▶ _WRITTEN REQUEST_: Show all lines from the listing below that contain "tradizionale".

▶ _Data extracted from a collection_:
::::::::::

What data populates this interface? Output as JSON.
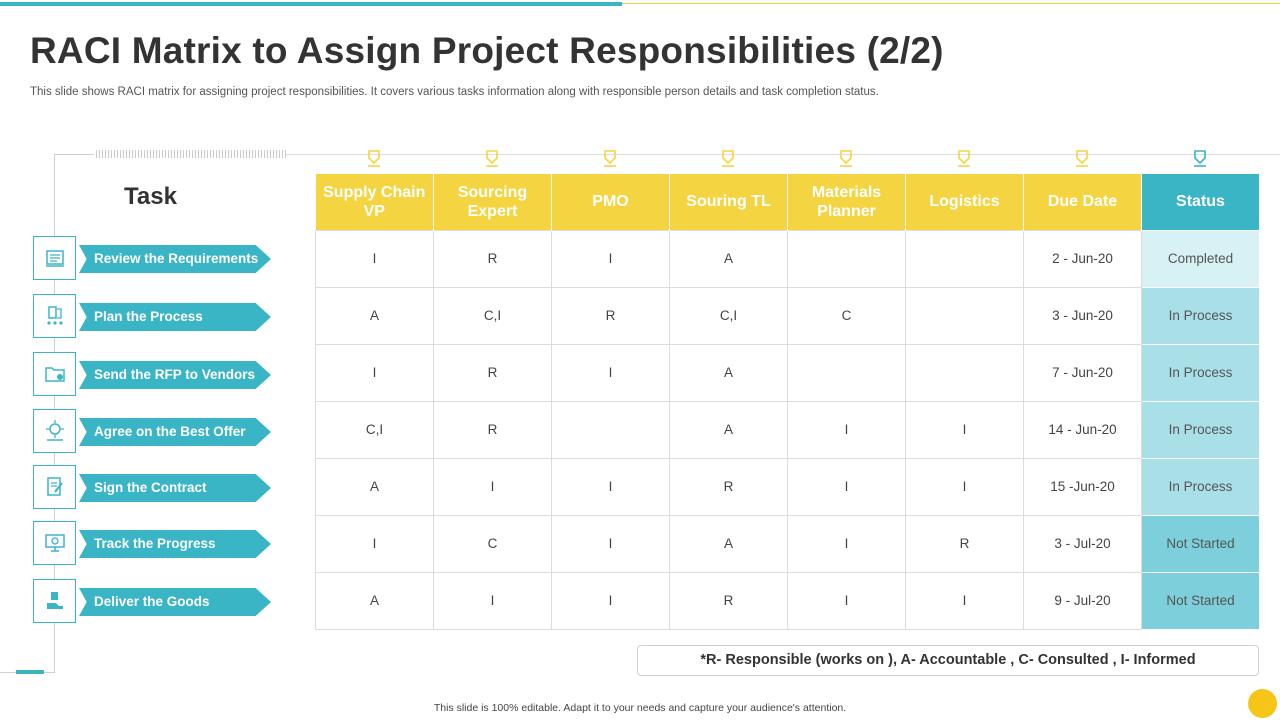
{
  "title": "RACI Matrix to Assign Project Responsibilities (2/2)",
  "subtitle": "This slide shows RACI matrix for  assigning project responsibilities. It covers various tasks information along with responsible person details and task completion status.",
  "task_heading": "Task",
  "tasks": [
    {
      "label": "Review the Requirements",
      "icon": "checklist-icon"
    },
    {
      "label": "Plan the Process",
      "icon": "planning-icon"
    },
    {
      "label": "Send the RFP to Vendors",
      "icon": "folder-send-icon"
    },
    {
      "label": "Agree on the Best Offer",
      "icon": "handshake-offer-icon"
    },
    {
      "label": "Sign the Contract",
      "icon": "contract-sign-icon"
    },
    {
      "label": "Track the Progress",
      "icon": "monitor-progress-icon"
    },
    {
      "label": "Deliver the Goods",
      "icon": "delivery-icon"
    }
  ],
  "columns": [
    "Supply Chain VP",
    "Sourcing Expert",
    "PMO",
    "Souring TL",
    "Materials Planner",
    "Logistics",
    "Due Date",
    "Status"
  ],
  "rows": [
    [
      "I",
      "R",
      "I",
      "A",
      "",
      "",
      "2 - Jun-20",
      "Completed"
    ],
    [
      "A",
      "C,I",
      "R",
      "C,I",
      "C",
      "",
      "3 - Jun-20",
      "In Process"
    ],
    [
      "I",
      "R",
      "I",
      "A",
      "",
      "",
      "7 - Jun-20",
      "In Process"
    ],
    [
      "C,I",
      "R",
      "",
      "A",
      "I",
      "I",
      "14 - Jun-20",
      "In Process"
    ],
    [
      "A",
      "I",
      "I",
      "R",
      "I",
      "I",
      "15 -Jun-20",
      "In Process"
    ],
    [
      "I",
      "C",
      "I",
      "A",
      "I",
      "R",
      "3 - Jul-20",
      "Not Started"
    ],
    [
      "A",
      "I",
      "I",
      "R",
      "I",
      "I",
      "9  - Jul-20",
      "Not Started"
    ]
  ],
  "status_colors": {
    "Completed": "#d7f1f4",
    "In Process": "#a9e0e8",
    "Not Started": "#7ccfdb"
  },
  "colors": {
    "accent_teal": "#3ab5c6",
    "accent_yellow": "#f5d442"
  },
  "legend": "*R- Responsible (works on ),  A- Accountable ,  C- Consulted ,  I- Informed",
  "footer": "This slide is 100% editable.  Adapt it to your needs and capture your audience's attention."
}
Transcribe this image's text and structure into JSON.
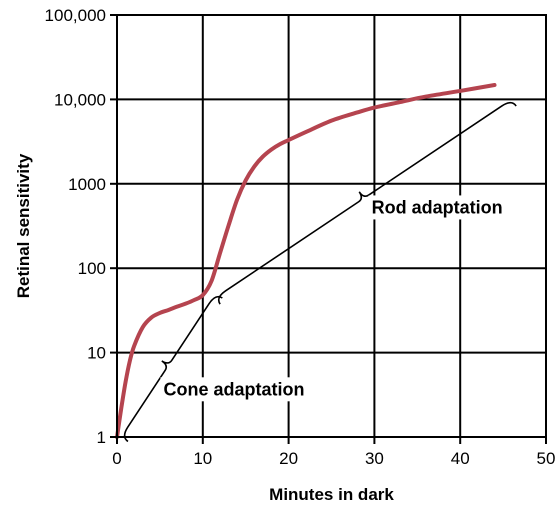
{
  "chart_data": {
    "type": "line",
    "title": "",
    "xlabel": "Minutes in dark",
    "ylabel": "Retinal sensitivity",
    "xlim": [
      0,
      50
    ],
    "ylim": [
      1,
      100000
    ],
    "y_scale": "log",
    "grid": true,
    "x_ticks": [
      "0",
      "10",
      "20",
      "30",
      "40",
      "50"
    ],
    "y_ticks": [
      "1",
      "10",
      "100",
      "1000",
      "10,000",
      "100,000"
    ],
    "series": [
      {
        "color": "#b5444f",
        "x": [
          0,
          0.5,
          1,
          1.5,
          2,
          3,
          4,
          5,
          6,
          7,
          8,
          9,
          10,
          11,
          12,
          13,
          14,
          15,
          16,
          17,
          18,
          19,
          20,
          22,
          25,
          28,
          30,
          33,
          36,
          40,
          44
        ],
        "y": [
          1,
          2.2,
          4.5,
          8,
          12,
          20,
          26,
          29.5,
          32,
          35,
          38,
          42,
          48,
          70,
          150,
          320,
          650,
          1100,
          1600,
          2100,
          2550,
          2950,
          3300,
          4100,
          5600,
          7000,
          8000,
          9300,
          10800,
          12600,
          14800
        ]
      }
    ],
    "annotations": [
      {
        "text": "Rod adaptation",
        "bracket_from": [
          11.5,
          45
        ],
        "bracket_to": [
          46,
          10000
        ]
      },
      {
        "text": "Cone adaptation",
        "bracket_from": [
          0.5,
          1
        ],
        "bracket_to": [
          11.5,
          50
        ]
      }
    ]
  }
}
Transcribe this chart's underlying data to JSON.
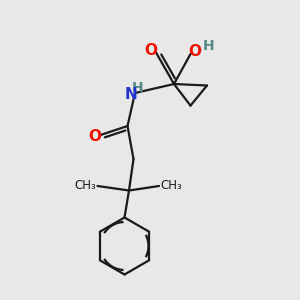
{
  "background_color": "#e8e8e8",
  "bond_color": "#1a1a1a",
  "o_color": "#ee1100",
  "n_color": "#2233cc",
  "h_color": "#558888",
  "fig_size": [
    3.0,
    3.0
  ],
  "dpi": 100,
  "xlim": [
    0,
    10
  ],
  "ylim": [
    0,
    10
  ]
}
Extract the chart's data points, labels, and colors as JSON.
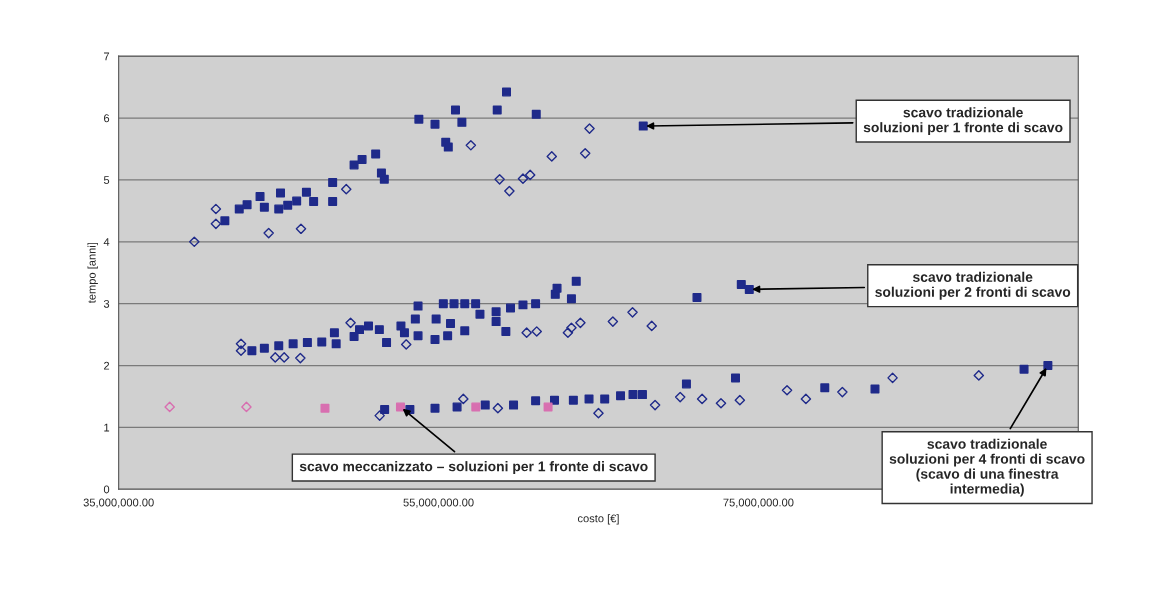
{
  "chart_data": {
    "type": "scatter",
    "xlabel": "costo [€]",
    "ylabel": "tempo [anni]",
    "xlim": [
      35000000,
      95000000
    ],
    "xticks": [
      {
        "value": 35000000,
        "label": "35,000,000.00"
      },
      {
        "value": 55000000,
        "label": "55,000,000.00"
      },
      {
        "value": 75000000,
        "label": "75,000,000.00"
      }
    ],
    "ylim": [
      0,
      7
    ],
    "yticks": [
      0,
      1,
      2,
      3,
      4,
      5,
      6,
      7
    ],
    "grid": "y",
    "series": [
      {
        "color": "#1f2a8a",
        "marker": "square",
        "x": [
          41640000,
          42540000,
          43030000,
          43840000,
          44110000,
          45120000,
          45010000,
          45570000,
          46130000,
          46740000,
          47190000,
          48380000,
          48380000,
          49720000,
          50220000,
          51070000,
          51430000,
          51610000,
          53770000,
          54780000,
          55450000,
          55610000,
          56060000,
          56460000,
          58670000,
          59250000,
          61110000,
          67800000,
          43330000,
          44110000,
          45010000,
          45910000,
          46800000,
          47700000,
          48490000,
          48600000,
          49720000,
          50060000,
          50620000,
          51300000,
          51750000,
          52650000,
          52870000,
          53550000,
          53720000,
          53720000,
          54780000,
          54850000,
          55300000,
          55570000,
          55750000,
          55970000,
          56640000,
          56640000,
          57320000,
          57590000,
          58600000,
          58600000,
          59210000,
          59500000,
          60280000,
          61070000,
          62300000,
          62410000,
          63310000,
          63610000,
          71160000,
          73930000,
          74430000,
          51630000,
          53210000,
          54780000,
          56160000,
          57920000,
          59690000,
          61070000,
          62250000,
          63430000,
          64410000,
          65390000,
          66380000,
          67160000,
          67750000,
          70500000,
          73570000,
          79150000,
          82290000,
          91610000,
          93100000
        ],
        "values": [
          4.34,
          4.53,
          4.6,
          4.73,
          4.56,
          4.79,
          4.53,
          4.59,
          4.66,
          4.8,
          4.65,
          4.96,
          4.65,
          5.24,
          5.33,
          5.42,
          5.11,
          5.01,
          5.98,
          5.9,
          5.61,
          5.53,
          6.13,
          5.93,
          6.13,
          6.42,
          6.06,
          5.87,
          2.24,
          2.28,
          2.32,
          2.35,
          2.37,
          2.38,
          2.53,
          2.35,
          2.47,
          2.58,
          2.64,
          2.58,
          2.37,
          2.64,
          2.53,
          2.75,
          2.96,
          2.48,
          2.42,
          2.75,
          3.0,
          2.48,
          2.68,
          3.0,
          3.0,
          2.56,
          3.0,
          2.83,
          2.87,
          2.71,
          2.55,
          2.93,
          2.98,
          3.0,
          3.15,
          3.25,
          3.08,
          3.36,
          3.1,
          3.31,
          3.23,
          1.29,
          1.29,
          1.31,
          1.33,
          1.36,
          1.36,
          1.43,
          1.44,
          1.44,
          1.46,
          1.46,
          1.51,
          1.53,
          1.53,
          1.7,
          1.8,
          1.64,
          1.62,
          1.94,
          2.0
        ]
      },
      {
        "color": "#1f2a8a",
        "marker": "diamond",
        "x": [
          39730000,
          41080000,
          41080000,
          44380000,
          46400000,
          49230000,
          57020000,
          58820000,
          59430000,
          60280000,
          60730000,
          62080000,
          64170000,
          64440000,
          42650000,
          42650000,
          44790000,
          45350000,
          46360000,
          49500000,
          52980000,
          60510000,
          61140000,
          63090000,
          63310000,
          63870000,
          65900000,
          67130000,
          68330000,
          51320000,
          56550000,
          58710000,
          65000000,
          68540000,
          70110000,
          71480000,
          72660000,
          73840000,
          76790000,
          77970000,
          80250000,
          83390000,
          88780000
        ],
        "values": [
          4.0,
          4.53,
          4.29,
          4.14,
          4.21,
          4.85,
          5.56,
          5.01,
          4.82,
          5.02,
          5.08,
          5.38,
          5.43,
          5.83,
          2.24,
          2.35,
          2.13,
          2.13,
          2.12,
          2.69,
          2.34,
          2.53,
          2.55,
          2.53,
          2.61,
          2.69,
          2.71,
          2.86,
          2.64,
          1.19,
          1.46,
          1.31,
          1.23,
          1.36,
          1.49,
          1.46,
          1.39,
          1.44,
          1.6,
          1.46,
          1.57,
          1.8,
          1.84
        ]
      },
      {
        "color": "#d86fb0",
        "marker": "square",
        "x": [
          47900000,
          52620000,
          57330000,
          61850000
        ],
        "values": [
          1.31,
          1.33,
          1.33,
          1.33
        ]
      },
      {
        "color": "#d86fb0",
        "marker": "diamond",
        "x": [
          38190000,
          42990000
        ],
        "values": [
          1.33,
          1.33
        ]
      }
    ],
    "annotations": [
      {
        "text": "scavo tradizionale\nsoluzioni per 1 fronte di scavo",
        "x": 67800000,
        "y": 5.87
      },
      {
        "text": "scavo tradizionale\nsoluzioni per 2 fronti di scavo",
        "x": 74430000,
        "y": 3.23
      },
      {
        "text": "scavo meccanizzato – soluzioni per 1 fronte di scavo",
        "x": 52620000,
        "y": 1.33
      },
      {
        "text": "scavo tradizionale\nsoluzioni per 4 fronti di scavo\n(scavo di una finestra\nintermedia)",
        "x": 93100000,
        "y": 2.0
      }
    ]
  }
}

::::::::::

▶ _TASK RESPONSE_:
        "text": "scavo tradizionale\nsoluzioni per 1 fronte di scavo",
        "text": "scavo tradizionale\nsoluzioni per 2 fronti di scavo",
        "text": "scavo tradizionale\nsoluzioni per 4 fronti di scavo\n(scavo di una finestra\nintermedia)",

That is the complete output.